══ Records for this exercise

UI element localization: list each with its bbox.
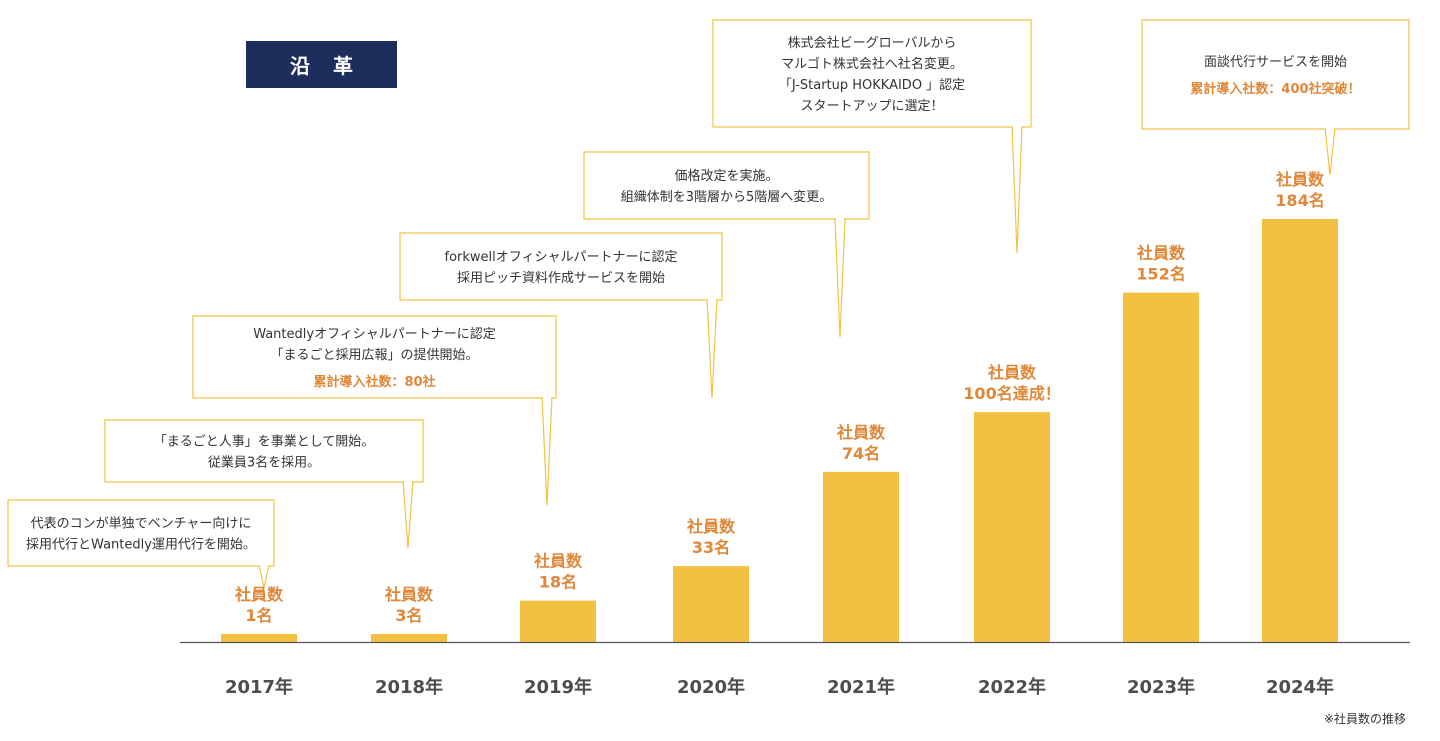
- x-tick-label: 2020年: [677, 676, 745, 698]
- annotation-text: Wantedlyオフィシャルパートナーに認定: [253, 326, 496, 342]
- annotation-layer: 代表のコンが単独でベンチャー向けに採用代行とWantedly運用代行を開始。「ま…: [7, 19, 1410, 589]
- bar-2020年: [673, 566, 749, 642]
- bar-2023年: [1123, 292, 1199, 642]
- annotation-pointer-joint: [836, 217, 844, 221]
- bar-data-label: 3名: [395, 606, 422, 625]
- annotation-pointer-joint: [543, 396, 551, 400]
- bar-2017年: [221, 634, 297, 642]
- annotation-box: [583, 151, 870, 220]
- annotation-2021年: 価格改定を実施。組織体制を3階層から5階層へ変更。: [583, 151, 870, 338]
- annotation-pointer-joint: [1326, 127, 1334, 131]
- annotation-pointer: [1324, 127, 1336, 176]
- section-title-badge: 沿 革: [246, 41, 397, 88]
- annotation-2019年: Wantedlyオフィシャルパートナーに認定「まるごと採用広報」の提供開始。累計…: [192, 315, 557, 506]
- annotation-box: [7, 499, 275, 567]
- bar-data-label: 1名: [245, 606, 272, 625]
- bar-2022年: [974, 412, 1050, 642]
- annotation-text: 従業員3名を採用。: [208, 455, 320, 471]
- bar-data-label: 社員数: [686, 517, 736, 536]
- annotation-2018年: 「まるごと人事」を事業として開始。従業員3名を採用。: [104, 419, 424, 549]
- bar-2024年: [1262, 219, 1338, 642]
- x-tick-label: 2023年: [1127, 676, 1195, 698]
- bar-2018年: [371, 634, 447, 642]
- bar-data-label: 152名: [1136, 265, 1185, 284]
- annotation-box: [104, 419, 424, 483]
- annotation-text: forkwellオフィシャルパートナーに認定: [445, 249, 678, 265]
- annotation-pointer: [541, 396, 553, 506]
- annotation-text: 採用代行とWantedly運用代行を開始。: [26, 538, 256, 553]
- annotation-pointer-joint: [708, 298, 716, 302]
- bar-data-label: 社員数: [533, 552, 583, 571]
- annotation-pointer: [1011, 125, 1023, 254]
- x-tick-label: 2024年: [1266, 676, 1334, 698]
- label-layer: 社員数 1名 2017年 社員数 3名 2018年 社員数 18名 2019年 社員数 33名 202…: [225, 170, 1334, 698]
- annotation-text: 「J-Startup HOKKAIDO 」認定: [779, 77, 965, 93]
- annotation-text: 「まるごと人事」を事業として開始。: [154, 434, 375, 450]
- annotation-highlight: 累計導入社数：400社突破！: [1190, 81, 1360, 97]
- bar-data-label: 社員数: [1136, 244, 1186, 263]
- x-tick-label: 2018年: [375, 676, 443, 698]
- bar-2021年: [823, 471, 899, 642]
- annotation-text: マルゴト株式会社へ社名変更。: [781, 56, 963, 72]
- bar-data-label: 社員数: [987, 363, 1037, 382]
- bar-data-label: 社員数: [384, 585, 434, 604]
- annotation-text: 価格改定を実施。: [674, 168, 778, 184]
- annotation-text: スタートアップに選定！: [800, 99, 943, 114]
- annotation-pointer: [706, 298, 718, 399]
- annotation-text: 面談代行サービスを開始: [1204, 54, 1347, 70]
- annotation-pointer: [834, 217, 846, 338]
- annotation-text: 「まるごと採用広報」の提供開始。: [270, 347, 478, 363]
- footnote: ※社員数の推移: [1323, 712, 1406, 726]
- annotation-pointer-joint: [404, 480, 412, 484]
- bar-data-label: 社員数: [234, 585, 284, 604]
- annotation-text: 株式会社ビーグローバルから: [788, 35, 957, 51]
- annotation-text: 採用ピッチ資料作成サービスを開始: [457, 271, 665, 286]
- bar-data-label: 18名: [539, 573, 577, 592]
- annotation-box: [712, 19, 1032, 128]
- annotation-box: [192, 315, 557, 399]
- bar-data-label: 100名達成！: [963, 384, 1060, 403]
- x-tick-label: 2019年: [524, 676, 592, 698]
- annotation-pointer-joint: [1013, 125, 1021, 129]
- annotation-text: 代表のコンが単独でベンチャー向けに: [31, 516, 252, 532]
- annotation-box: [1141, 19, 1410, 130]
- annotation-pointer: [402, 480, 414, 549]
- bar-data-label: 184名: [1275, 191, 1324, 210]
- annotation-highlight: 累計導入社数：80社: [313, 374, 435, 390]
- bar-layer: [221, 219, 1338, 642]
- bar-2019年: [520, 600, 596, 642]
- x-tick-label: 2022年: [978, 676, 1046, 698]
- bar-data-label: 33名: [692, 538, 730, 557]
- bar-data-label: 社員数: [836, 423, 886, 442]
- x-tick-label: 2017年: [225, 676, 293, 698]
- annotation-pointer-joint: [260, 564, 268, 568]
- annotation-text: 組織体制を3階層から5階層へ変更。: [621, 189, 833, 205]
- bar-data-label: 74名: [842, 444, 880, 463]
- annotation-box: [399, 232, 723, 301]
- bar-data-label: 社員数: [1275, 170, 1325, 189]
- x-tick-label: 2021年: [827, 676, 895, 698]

════

Problem to work on: Copy the lines from the one with "- x-tick-label: 2020年: [677, 676, 745, 698]" up to and including the one with "- bar-data-label: 社員数: [533, 552, 583, 571]", switching "bar-data-label" to "data-label" and leaving everything else untouched.

Reply to the task:
- x-tick-label: 2020年: [677, 676, 745, 698]
- annotation-text: Wantedlyオフィシャルパートナーに認定: [253, 326, 496, 342]
- annotation-layer: 代表のコンが単独でベンチャー向けに採用代行とWantedly運用代行を開始。「ま…: [7, 19, 1410, 589]
- bar-2020年: [673, 566, 749, 642]
- bar-2023年: [1123, 292, 1199, 642]
- annotation-pointer-joint: [836, 217, 844, 221]
- data-label: 3名: [395, 606, 422, 625]
- annotation-pointer-joint: [543, 396, 551, 400]
- bar-2017年: [221, 634, 297, 642]
- annotation-box: [583, 151, 870, 220]
- annotation-2021年: 価格改定を実施。組織体制を3階層から5階層へ変更。: [583, 151, 870, 338]
- annotation-pointer-joint: [1326, 127, 1334, 131]
- annotation-pointer: [1324, 127, 1336, 176]
- section-title-badge: 沿 革: [246, 41, 397, 88]
- annotation-2019年: Wantedlyオフィシャルパートナーに認定「まるごと採用広報」の提供開始。累計…: [192, 315, 557, 506]
- annotation-box: [7, 499, 275, 567]
- data-label: 1名: [245, 606, 272, 625]
- bar-2022年: [974, 412, 1050, 642]
- annotation-text: 従業員3名を採用。: [208, 455, 320, 471]
- data-label: 社員数: [686, 517, 736, 536]
- annotation-2018年: 「まるごと人事」を事業として開始。従業員3名を採用。: [104, 419, 424, 549]
- bar-2024年: [1262, 219, 1338, 642]
- x-tick-label: 2023年: [1127, 676, 1195, 698]
- bar-2018年: [371, 634, 447, 642]
- data-label: 152名: [1136, 265, 1185, 284]
- annotation-box: [104, 419, 424, 483]
- annotation-text: forkwellオフィシャルパートナーに認定: [445, 249, 678, 265]
- annotation-pointer: [541, 396, 553, 506]
- annotation-text: 採用代行とWantedly運用代行を開始。: [26, 538, 256, 553]
- annotation-pointer-joint: [708, 298, 716, 302]
- data-label: 社員数: [533, 552, 583, 571]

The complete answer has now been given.